>> Begin EXTRACTED ENTRIES
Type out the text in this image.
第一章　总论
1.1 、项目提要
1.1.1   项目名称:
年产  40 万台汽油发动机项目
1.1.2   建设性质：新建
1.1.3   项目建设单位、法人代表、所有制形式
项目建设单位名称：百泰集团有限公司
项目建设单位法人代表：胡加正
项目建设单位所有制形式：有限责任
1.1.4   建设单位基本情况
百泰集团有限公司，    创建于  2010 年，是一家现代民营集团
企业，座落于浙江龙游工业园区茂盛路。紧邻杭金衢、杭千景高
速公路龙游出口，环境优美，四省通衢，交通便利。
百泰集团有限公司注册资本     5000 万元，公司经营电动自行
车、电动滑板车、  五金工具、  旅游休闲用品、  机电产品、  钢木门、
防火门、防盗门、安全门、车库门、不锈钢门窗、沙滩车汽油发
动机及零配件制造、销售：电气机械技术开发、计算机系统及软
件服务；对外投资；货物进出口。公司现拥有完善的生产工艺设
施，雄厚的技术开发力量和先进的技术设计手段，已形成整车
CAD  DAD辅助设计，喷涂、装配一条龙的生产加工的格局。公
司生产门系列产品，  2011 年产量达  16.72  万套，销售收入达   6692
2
>> End EXTRACTED ENTRIES
WHAT YOU WILL DO - Return all of the entries word for word.

RESULT -
Type out the text in this image.
第一章　总论
1.1 、项目提要
1.1.1   项目名称:
年产  40 万台汽油发动机项目
1.1.2   建设性质：新建
1.1.3   项目建设单位、法人代表、所有制形式
项目建设单位名称：百泰集团有限公司
项目建设单位法人代表：胡加正
项目建设单位所有制形式：有限责任
1.1.4   建设单位基本情况
百泰集团有限公司，    创建于  2010 年，是一家现代民营集团
企业，座落于浙江龙游工业园区茂盛路。紧邻杭金衢、杭千景高
速公路龙游出口，环境优美，四省通衢，交通便利。
百泰集团有限公司注册资本     5000 万元，公司经营电动自行
车、电动滑板车、  五金工具、  旅游休闲用品、  机电产品、  钢木门、
防火门、防盗门、安全门、车库门、不锈钢门窗、沙滩车汽油发
动机及零配件制造、销售：电气机械技术开发、计算机系统及软
件服务；对外投资；货物进出口。公司现拥有完善的生产工艺设
施，雄厚的技术开发力量和先进的技术设计手段，已形成整车
CAD  DAD辅助设计，喷涂、装配一条龙的生产加工的格局。公
司生产门系列产品，  2011 年产量达  16.72  万套，销售收入达   6692
2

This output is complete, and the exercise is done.